* [Records excerpted from a collection]
-=-=-

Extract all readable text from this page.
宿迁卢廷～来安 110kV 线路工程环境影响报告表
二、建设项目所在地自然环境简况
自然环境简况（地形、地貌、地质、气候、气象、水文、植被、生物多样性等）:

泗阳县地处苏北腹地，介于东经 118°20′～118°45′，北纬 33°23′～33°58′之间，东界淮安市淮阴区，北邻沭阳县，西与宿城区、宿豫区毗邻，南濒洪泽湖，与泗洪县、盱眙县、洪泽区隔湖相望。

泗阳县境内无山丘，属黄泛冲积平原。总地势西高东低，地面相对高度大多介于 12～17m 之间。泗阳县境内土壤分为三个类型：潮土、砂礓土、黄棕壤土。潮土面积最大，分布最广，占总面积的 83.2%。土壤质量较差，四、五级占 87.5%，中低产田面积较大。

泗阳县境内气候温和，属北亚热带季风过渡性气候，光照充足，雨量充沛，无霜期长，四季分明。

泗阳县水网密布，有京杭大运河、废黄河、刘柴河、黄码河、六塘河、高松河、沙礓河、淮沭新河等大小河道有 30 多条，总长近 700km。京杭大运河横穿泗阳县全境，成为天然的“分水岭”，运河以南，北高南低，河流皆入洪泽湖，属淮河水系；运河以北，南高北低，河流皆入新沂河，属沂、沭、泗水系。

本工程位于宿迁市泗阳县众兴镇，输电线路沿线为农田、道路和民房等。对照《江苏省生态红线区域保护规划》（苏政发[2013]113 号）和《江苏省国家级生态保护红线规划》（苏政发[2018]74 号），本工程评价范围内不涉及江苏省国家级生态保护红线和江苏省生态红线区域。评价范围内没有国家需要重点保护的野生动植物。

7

-=-=-

* [TASK DETAILS]
Extract each entry in full, exactly as given.

* [IN RESPONSE]
Extract all readable text from this page.
宿迁卢廷～来安 110kV 线路工程环境影响报告表
二、建设项目所在地自然环境简况
自然环境简况（地形、地貌、地质、气候、气象、水文、植被、生物多样性等）:

泗阳县地处苏北腹地，介于东经 118°20′～118°45′，北纬 33°23′～33°58′之间，东界淮安市淮阴区，北邻沭阳县，西与宿城区、宿豫区毗邻，南濒洪泽湖，与泗洪县、盱眙县、洪泽区隔湖相望。

泗阳县境内无山丘，属黄泛冲积平原。总地势西高东低，地面相对高度大多介于 12～17m 之间。泗阳县境内土壤分为三个类型：潮土、砂礓土、黄棕壤土。潮土面积最大，分布最广，占总面积的 83.2%。土壤质量较差，四、五级占 87.5%，中低产田面积较大。

泗阳县境内气候温和，属北亚热带季风过渡性气候，光照充足，雨量充沛，无霜期长，四季分明。

泗阳县水网密布，有京杭大运河、废黄河、刘柴河、黄码河、六塘河、高松河、沙礓河、淮沭新河等大小河道有 30 多条，总长近 700km。京杭大运河横穿泗阳县全境，成为天然的“分水岭”，运河以南，北高南低，河流皆入洪泽湖，属淮河水系；运河以北，南高北低，河流皆入新沂河，属沂、沭、泗水系。

本工程位于宿迁市泗阳县众兴镇，输电线路沿线为农田、道路和民房等。对照《江苏省生态红线区域保护规划》（苏政发[2013]113 号）和《江苏省国家级生态保护红线规划》（苏政发[2018]74 号），本工程评价范围内不涉及江苏省国家级生态保护红线和江苏省生态红线区域。评价范围内没有国家需要重点保护的野生动植物。

7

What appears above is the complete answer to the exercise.